* _Directive_
Records follow. Select each line holding "двухкоординатном".

* _Stored rows_
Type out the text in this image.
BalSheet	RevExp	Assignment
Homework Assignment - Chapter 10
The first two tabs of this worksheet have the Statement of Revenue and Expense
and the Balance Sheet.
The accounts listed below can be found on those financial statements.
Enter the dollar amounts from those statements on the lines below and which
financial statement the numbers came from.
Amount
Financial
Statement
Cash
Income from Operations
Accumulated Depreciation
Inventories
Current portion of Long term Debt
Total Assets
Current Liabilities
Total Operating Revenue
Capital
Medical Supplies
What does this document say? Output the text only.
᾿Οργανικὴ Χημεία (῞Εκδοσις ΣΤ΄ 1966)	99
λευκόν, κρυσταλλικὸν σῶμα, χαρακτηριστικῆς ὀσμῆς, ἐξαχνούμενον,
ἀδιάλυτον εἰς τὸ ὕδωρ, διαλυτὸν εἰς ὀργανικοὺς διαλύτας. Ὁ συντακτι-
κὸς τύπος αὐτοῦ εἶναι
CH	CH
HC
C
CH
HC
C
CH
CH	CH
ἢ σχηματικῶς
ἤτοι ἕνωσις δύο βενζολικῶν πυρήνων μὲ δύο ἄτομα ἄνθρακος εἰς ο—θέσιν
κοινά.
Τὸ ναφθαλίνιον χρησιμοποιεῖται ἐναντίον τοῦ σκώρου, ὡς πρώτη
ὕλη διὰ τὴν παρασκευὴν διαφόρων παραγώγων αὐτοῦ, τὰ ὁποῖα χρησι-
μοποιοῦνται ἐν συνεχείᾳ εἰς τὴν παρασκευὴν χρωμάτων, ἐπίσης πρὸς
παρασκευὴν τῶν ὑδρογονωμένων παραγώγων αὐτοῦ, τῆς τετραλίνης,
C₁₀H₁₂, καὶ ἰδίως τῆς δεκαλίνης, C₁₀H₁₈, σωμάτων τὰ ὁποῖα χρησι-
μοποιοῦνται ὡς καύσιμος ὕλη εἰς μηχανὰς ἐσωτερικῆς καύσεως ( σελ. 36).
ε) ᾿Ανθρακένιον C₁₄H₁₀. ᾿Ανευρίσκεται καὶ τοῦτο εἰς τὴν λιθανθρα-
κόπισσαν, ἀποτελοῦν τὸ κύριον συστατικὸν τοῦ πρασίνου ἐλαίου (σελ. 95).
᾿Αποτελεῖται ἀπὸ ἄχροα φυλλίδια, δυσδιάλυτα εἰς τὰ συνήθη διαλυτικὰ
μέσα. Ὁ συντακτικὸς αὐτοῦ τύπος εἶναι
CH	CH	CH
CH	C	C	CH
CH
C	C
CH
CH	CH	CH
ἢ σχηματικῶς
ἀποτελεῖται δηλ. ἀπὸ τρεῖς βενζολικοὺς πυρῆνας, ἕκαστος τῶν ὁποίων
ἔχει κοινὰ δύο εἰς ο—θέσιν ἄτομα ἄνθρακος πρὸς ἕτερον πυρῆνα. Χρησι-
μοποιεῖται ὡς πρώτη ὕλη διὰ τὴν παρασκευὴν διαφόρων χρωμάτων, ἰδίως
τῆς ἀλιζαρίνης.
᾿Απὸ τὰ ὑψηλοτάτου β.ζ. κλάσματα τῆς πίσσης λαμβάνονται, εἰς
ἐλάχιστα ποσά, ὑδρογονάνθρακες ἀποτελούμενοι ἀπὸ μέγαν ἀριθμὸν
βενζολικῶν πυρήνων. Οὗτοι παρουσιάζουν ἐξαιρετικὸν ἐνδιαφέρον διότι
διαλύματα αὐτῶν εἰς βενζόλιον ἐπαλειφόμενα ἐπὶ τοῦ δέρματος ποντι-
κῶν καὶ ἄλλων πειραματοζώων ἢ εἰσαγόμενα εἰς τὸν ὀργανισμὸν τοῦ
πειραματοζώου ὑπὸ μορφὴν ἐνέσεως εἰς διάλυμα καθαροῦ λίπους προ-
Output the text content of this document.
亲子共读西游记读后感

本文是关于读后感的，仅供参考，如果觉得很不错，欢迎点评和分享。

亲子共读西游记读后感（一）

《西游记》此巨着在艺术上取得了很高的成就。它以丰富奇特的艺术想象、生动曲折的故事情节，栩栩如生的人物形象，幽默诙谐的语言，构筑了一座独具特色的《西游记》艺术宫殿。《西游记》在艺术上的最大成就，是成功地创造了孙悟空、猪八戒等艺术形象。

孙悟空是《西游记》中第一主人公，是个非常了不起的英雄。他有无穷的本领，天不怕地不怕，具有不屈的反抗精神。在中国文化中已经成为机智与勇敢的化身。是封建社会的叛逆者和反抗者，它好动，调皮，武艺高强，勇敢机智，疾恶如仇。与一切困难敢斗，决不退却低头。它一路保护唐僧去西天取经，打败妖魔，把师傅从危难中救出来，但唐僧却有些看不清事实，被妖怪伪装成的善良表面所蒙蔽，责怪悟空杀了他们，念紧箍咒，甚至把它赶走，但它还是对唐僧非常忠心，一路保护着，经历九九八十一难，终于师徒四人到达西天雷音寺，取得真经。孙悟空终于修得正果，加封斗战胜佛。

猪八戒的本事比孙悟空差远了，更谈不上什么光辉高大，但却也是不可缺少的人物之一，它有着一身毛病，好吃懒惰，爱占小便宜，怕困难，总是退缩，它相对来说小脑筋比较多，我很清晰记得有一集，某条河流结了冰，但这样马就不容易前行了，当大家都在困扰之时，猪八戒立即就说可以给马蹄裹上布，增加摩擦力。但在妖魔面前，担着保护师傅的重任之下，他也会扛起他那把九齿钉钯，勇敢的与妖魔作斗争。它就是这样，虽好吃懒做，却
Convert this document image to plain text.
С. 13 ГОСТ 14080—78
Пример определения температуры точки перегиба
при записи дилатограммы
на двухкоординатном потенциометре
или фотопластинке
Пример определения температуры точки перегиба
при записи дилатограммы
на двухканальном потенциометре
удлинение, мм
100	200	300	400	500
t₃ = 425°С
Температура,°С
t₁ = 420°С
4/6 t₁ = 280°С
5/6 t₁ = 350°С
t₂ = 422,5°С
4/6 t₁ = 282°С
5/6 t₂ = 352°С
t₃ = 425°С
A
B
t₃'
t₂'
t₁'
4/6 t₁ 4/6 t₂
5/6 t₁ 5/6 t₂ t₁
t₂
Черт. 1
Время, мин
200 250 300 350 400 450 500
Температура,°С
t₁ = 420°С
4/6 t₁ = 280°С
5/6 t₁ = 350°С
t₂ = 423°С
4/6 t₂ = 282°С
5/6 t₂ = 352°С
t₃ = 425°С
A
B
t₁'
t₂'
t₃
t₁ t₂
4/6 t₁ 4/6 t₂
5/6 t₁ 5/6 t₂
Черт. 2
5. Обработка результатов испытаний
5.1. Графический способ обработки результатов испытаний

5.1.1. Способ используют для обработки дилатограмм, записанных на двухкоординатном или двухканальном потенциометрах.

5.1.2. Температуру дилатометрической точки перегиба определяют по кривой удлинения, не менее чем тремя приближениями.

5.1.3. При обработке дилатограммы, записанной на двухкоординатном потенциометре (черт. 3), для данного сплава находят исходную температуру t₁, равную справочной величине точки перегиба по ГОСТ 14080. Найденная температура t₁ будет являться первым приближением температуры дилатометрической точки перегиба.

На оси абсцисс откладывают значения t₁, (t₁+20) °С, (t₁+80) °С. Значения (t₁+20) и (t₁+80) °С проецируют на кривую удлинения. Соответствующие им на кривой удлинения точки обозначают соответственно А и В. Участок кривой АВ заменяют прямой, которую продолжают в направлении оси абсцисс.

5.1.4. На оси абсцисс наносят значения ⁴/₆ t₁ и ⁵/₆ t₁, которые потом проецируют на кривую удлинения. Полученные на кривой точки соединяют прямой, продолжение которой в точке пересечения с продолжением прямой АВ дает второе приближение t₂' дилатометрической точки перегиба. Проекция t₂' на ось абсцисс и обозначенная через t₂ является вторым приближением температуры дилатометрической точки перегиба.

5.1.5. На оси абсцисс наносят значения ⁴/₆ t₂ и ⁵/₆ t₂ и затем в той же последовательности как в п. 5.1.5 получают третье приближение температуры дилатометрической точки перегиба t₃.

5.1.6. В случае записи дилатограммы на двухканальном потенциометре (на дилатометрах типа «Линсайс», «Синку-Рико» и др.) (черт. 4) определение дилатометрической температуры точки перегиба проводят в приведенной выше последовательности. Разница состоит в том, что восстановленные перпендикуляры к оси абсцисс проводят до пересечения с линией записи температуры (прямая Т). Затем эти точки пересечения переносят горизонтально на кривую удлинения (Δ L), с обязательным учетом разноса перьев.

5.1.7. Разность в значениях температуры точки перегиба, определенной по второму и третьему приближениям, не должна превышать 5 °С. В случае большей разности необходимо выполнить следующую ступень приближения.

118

* _Expected output_
на двухкоординатном потенциометре
5.1.1. Способ используют для обработки дилатограмм, записанных на двухкоординатном или двухканальном потенциометрах.
5.1.3. При обработке дилатограммы, записанной на двухкоординатном потенциометре (черт. 3), для данного сплава находят исходную температуру t₁, равную справочной величине точки перегиба по ГОСТ 14080. Найденная температура t₁ будет являться первым приближением температуры дилатометрической точки перегиба.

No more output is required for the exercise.